** Start DATASET **

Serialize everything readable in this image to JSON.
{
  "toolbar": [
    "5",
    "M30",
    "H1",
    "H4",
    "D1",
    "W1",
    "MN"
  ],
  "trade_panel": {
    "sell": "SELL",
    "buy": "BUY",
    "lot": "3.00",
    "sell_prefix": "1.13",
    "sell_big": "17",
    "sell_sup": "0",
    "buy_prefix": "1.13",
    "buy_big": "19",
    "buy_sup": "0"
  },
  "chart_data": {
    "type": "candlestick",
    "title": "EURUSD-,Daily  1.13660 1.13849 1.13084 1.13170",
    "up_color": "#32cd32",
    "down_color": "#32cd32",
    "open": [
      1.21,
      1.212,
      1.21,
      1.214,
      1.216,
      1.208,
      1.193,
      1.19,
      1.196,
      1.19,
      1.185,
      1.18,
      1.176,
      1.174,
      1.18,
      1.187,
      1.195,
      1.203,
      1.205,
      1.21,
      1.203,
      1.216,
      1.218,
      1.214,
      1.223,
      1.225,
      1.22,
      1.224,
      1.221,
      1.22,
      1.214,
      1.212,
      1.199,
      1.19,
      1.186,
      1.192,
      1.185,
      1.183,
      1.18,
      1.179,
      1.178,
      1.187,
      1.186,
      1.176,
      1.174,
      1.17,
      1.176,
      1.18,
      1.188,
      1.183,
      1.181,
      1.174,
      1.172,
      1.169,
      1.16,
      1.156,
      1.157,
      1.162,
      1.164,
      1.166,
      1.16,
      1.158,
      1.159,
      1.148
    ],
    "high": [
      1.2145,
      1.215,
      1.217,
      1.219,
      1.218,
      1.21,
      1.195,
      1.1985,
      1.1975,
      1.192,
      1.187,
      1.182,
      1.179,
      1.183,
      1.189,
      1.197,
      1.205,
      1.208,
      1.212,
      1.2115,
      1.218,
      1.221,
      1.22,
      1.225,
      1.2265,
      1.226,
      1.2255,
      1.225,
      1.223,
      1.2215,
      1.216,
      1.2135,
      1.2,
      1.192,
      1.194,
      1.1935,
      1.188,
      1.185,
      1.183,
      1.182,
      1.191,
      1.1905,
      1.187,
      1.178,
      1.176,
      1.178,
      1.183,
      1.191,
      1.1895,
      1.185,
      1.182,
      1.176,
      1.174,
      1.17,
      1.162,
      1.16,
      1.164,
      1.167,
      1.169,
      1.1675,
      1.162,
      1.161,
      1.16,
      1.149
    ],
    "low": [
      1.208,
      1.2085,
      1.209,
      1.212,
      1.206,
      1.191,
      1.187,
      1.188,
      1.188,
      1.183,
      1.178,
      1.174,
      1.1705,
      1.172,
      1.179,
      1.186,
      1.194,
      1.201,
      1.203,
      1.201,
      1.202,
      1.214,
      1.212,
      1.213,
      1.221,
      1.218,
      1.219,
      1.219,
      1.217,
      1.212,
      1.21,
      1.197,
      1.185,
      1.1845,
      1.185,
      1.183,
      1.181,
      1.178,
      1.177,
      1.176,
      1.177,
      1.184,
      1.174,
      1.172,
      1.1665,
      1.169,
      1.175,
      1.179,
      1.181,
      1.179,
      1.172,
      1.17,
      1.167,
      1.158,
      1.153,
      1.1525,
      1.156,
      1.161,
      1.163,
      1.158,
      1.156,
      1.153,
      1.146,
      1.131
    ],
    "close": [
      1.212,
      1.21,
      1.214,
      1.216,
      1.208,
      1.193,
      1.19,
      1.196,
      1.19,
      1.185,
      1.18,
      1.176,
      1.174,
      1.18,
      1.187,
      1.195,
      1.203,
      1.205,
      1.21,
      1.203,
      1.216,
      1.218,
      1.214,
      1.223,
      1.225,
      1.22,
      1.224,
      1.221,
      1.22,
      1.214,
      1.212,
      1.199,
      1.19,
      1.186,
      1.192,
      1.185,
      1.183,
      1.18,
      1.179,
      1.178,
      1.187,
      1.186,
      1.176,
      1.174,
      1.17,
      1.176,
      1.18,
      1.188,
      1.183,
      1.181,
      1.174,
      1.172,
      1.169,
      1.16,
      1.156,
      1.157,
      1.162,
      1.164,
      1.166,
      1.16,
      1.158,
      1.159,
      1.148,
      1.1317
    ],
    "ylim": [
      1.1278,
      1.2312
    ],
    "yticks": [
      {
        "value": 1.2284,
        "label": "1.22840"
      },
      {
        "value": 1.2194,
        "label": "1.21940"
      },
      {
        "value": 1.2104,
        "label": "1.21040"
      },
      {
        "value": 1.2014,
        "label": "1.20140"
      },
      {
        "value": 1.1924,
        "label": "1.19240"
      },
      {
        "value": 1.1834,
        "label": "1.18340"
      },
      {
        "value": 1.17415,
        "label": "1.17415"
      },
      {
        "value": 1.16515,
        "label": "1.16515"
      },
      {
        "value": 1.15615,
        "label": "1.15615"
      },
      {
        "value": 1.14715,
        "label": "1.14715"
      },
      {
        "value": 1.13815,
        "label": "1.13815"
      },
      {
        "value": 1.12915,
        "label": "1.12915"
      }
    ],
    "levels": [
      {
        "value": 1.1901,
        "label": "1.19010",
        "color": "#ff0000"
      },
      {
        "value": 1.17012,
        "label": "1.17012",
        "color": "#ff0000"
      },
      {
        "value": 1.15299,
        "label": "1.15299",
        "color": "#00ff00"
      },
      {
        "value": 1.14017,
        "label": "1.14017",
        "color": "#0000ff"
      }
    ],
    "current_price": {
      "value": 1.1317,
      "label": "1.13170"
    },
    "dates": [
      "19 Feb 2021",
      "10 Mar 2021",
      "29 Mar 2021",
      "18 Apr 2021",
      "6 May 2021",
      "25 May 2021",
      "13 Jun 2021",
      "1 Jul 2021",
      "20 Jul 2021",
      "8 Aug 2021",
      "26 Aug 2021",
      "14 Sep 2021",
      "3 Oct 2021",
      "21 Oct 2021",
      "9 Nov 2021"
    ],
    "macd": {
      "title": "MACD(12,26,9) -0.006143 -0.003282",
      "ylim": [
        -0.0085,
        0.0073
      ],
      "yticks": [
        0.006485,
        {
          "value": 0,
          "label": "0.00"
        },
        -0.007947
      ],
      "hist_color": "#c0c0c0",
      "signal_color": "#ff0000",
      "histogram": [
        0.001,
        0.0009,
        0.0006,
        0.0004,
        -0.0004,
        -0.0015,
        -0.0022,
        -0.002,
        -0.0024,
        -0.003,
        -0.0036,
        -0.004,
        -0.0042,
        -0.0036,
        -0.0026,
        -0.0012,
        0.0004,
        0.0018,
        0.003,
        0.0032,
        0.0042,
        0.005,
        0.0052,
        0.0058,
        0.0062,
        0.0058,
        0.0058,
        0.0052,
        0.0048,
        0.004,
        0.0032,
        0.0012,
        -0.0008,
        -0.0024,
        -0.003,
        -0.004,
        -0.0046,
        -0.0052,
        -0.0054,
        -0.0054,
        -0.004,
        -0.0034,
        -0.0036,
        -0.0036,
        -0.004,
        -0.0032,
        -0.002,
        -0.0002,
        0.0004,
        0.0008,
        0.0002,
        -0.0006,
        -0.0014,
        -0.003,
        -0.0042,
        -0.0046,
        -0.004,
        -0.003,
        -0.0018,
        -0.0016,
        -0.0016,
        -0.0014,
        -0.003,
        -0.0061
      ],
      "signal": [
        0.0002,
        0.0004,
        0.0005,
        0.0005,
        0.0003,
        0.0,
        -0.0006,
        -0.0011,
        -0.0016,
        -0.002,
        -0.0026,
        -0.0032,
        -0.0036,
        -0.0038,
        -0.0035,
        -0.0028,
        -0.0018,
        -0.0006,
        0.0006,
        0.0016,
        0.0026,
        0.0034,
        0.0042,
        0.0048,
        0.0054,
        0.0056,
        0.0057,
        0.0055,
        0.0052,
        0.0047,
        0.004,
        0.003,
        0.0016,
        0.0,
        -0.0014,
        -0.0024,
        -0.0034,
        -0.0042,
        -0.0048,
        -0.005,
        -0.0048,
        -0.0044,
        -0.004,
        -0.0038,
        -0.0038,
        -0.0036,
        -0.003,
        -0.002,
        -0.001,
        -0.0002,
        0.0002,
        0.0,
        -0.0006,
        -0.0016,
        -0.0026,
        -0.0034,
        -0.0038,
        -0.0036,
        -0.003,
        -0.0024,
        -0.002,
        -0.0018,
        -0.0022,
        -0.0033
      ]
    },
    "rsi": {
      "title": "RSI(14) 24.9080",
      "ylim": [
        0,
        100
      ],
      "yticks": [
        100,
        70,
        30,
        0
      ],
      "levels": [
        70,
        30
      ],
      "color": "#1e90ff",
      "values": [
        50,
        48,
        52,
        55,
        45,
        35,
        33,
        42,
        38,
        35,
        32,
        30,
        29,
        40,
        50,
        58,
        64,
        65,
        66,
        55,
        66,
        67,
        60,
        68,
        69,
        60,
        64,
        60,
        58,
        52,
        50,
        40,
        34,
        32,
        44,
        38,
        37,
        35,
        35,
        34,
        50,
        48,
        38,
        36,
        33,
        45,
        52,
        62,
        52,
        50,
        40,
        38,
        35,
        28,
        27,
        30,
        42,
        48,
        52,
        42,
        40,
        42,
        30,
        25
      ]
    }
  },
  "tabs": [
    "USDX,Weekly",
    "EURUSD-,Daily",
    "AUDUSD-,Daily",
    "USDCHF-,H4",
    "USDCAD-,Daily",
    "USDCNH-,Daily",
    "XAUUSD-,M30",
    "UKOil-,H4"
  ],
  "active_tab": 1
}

** End DATASET **

* **EXERCISE DESCRIPTION**
Give only the number of lines in the records that include the word "EURUSD".

* **RESPONSE**
2